Records to use —
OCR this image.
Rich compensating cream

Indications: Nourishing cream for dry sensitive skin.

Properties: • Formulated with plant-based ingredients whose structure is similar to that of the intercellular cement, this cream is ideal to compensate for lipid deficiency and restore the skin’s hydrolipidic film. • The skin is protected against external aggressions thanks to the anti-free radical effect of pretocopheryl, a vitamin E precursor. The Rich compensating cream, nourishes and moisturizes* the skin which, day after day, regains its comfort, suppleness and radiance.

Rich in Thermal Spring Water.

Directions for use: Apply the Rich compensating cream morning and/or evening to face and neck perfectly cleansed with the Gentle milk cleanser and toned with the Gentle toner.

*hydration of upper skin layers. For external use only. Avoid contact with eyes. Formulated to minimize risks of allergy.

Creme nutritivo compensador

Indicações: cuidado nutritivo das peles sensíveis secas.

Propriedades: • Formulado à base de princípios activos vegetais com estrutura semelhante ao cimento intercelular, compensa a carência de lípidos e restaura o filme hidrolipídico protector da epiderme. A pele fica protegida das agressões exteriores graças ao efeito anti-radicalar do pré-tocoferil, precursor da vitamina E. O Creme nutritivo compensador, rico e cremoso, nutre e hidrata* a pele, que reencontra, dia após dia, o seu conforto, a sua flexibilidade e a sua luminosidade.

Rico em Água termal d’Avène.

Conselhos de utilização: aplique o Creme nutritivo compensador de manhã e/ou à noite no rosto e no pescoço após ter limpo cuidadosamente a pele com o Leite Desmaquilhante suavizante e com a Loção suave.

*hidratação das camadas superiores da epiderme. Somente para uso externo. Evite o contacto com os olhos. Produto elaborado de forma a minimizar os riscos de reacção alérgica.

Set problem — Only lines with "Formulated" are wanted here; list each of them.

Task answer —
Properties: • Formulated with plant-based ingredients whose structure is similar to that of the intercellular cement, this cream is ideal to compensate for lipid deficiency and restore the skin’s hydrolipidic film. • The skin is protected against external aggressions thanks to the anti-free radical effect of pretocopheryl, a vitamin E precursor. The Rich compensating cream, nourishes and moisturizes* the skin which, day after day, regains its comfort, suppleness and radiance.
*hydration of upper skin layers. For external use only. Avoid contact with eyes. Formulated to minimize risks of allergy.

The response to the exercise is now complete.